What you are asked to do: What lines of the data hold the string "同比增长"? Pull each one out.

Input records:

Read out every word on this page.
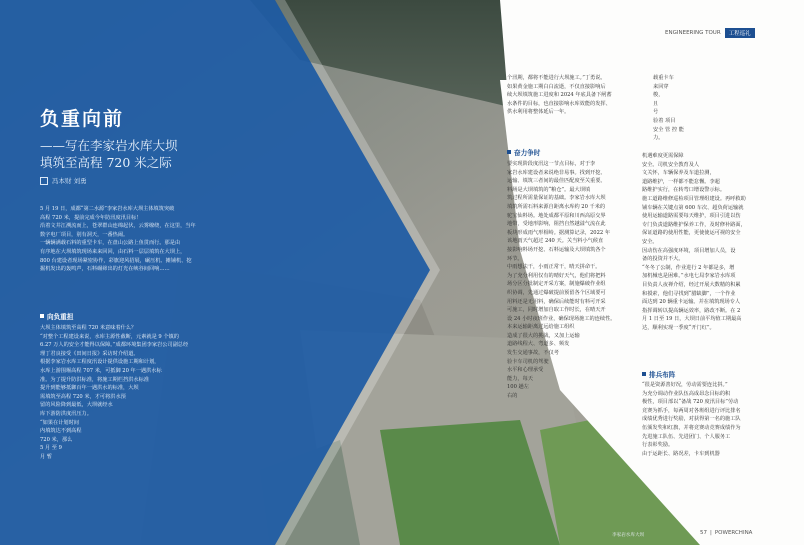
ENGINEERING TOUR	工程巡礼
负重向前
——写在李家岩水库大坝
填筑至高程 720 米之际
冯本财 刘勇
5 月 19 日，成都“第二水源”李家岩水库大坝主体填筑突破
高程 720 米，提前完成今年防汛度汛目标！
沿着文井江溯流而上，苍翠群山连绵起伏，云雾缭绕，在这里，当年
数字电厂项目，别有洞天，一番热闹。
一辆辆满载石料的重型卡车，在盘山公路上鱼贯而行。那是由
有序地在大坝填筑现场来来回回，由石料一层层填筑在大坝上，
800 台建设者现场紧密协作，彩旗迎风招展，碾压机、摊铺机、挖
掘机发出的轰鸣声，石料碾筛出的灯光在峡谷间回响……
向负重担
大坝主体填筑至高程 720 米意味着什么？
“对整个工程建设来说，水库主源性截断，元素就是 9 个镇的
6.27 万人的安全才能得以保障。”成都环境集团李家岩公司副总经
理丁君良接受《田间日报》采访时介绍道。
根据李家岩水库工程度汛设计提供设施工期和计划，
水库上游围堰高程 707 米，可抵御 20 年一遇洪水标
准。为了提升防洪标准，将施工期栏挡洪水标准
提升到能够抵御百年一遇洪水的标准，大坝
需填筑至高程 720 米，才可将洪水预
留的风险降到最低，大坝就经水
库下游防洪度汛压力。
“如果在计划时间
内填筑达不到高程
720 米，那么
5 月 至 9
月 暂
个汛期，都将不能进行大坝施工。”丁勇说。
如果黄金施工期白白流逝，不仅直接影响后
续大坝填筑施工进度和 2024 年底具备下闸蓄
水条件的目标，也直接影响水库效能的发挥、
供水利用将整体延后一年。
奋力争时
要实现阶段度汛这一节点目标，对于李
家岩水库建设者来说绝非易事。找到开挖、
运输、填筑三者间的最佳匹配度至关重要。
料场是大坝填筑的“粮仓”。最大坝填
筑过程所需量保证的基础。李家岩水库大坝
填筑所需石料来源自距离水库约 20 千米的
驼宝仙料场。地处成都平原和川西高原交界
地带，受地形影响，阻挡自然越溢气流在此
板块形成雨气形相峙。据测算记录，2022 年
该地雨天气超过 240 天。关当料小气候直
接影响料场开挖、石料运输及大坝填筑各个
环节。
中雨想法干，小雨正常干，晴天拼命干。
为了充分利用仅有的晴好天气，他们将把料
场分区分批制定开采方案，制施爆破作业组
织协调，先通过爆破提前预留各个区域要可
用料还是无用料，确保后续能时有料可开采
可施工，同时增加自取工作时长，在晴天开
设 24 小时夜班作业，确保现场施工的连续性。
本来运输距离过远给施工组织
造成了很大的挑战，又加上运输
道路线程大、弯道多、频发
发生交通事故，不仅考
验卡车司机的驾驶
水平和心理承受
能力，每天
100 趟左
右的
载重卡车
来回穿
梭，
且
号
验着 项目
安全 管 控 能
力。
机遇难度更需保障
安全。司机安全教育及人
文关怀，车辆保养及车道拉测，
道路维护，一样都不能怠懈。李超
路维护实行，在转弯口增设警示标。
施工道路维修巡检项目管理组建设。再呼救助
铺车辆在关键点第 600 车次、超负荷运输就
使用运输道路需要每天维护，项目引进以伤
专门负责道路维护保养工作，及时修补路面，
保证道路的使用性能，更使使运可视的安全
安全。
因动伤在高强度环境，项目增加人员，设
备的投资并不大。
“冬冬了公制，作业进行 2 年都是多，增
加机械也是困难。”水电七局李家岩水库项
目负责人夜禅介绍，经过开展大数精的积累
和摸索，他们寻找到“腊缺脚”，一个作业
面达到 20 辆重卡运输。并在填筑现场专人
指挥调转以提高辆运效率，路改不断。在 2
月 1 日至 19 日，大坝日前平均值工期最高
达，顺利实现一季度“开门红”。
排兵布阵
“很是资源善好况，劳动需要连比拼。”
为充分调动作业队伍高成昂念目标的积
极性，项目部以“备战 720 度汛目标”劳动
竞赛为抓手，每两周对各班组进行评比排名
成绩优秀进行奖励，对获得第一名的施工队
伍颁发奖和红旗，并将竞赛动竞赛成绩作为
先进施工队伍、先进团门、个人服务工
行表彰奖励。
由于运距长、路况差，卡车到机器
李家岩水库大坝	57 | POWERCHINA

---

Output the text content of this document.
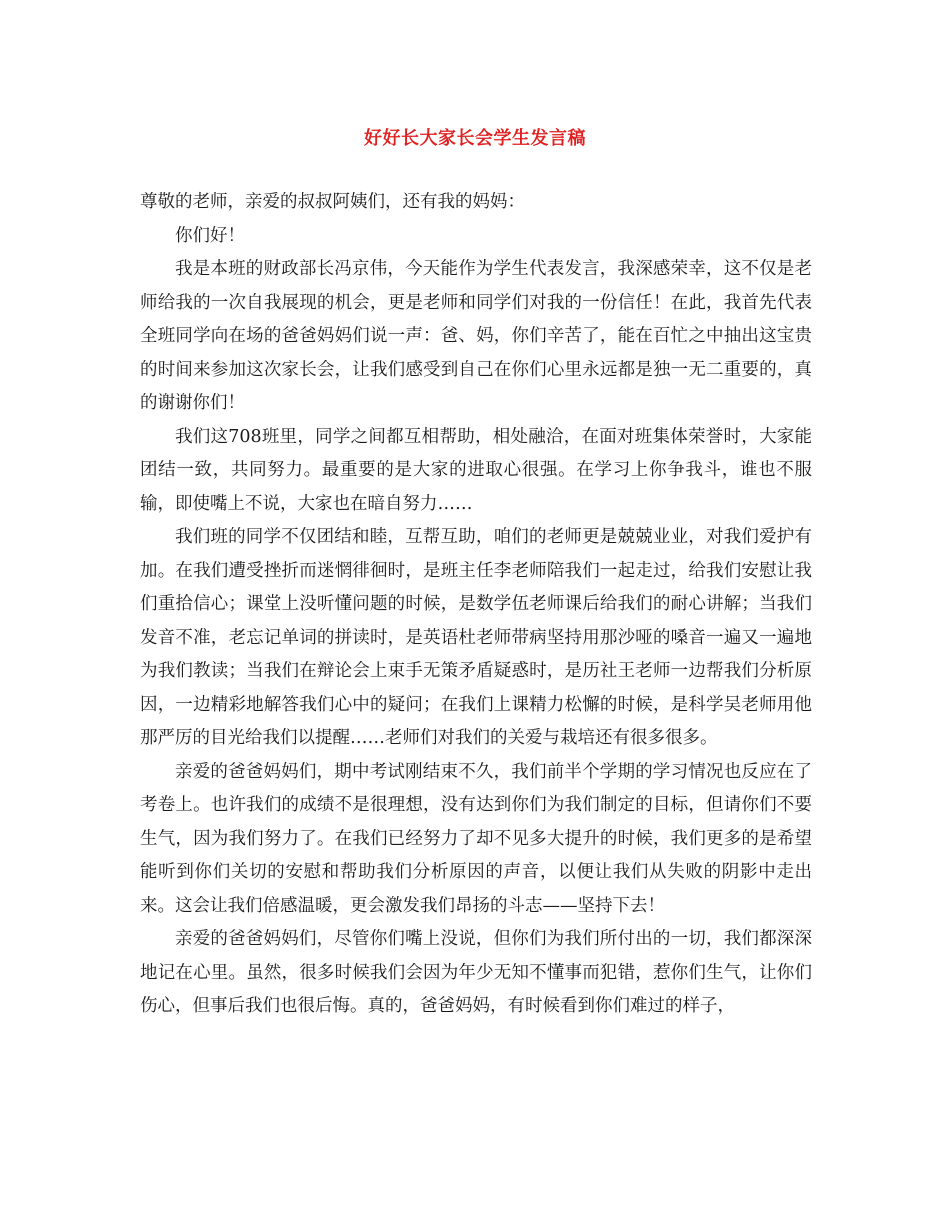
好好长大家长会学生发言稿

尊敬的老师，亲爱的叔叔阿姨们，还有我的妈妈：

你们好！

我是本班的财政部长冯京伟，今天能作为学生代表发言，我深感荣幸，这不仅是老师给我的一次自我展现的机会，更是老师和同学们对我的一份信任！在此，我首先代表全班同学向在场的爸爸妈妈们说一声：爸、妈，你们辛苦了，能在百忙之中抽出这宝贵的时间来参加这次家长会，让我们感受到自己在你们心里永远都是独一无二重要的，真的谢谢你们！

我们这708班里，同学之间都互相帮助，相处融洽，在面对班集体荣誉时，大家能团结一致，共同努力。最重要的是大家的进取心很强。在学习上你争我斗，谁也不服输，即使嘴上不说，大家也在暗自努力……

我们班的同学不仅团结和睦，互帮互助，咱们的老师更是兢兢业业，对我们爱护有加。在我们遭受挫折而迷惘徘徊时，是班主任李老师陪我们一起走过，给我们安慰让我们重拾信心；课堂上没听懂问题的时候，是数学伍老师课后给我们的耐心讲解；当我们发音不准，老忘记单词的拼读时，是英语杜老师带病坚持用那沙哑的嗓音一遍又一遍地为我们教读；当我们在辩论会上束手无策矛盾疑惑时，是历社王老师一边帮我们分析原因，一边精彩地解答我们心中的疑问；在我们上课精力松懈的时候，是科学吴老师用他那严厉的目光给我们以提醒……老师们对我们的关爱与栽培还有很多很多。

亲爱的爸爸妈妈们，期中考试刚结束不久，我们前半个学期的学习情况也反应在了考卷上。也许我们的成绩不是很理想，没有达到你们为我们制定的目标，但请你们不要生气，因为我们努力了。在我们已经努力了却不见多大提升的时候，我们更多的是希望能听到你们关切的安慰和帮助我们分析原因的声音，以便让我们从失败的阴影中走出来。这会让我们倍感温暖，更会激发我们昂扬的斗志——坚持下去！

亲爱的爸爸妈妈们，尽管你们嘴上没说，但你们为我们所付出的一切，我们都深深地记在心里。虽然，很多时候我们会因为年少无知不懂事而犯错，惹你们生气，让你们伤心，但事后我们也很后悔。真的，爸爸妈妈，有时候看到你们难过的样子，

---

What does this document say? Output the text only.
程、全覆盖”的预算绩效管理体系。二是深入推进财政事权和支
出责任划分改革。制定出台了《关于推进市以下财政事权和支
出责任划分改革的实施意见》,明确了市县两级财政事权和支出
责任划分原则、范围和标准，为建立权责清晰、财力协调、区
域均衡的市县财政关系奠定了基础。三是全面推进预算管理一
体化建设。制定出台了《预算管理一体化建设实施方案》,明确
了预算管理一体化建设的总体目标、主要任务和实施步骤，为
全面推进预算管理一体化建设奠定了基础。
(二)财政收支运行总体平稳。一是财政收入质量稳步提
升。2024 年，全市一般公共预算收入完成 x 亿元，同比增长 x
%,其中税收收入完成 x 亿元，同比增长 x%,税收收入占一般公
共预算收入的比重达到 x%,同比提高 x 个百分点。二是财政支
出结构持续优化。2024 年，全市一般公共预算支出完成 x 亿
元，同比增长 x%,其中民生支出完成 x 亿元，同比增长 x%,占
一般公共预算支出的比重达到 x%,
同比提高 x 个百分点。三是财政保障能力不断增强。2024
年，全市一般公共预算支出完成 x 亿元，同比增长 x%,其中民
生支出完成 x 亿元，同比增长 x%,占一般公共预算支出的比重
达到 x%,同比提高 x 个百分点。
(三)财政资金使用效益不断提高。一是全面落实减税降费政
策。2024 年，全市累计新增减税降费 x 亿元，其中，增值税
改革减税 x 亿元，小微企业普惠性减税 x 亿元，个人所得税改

Answer to this exercise:
升。2024 年，全市一般公共预算收入完成 x 亿元，同比增长 x
%,其中税收收入完成 x 亿元，同比增长 x%,税收收入占一般公
元，同比增长 x%,其中民生支出完成 x 亿元，同比增长 x%,占
年，全市一般公共预算支出完成 x 亿元，同比增长 x%,其中民
生支出完成 x 亿元，同比增长 x%,占一般公共预算支出的比重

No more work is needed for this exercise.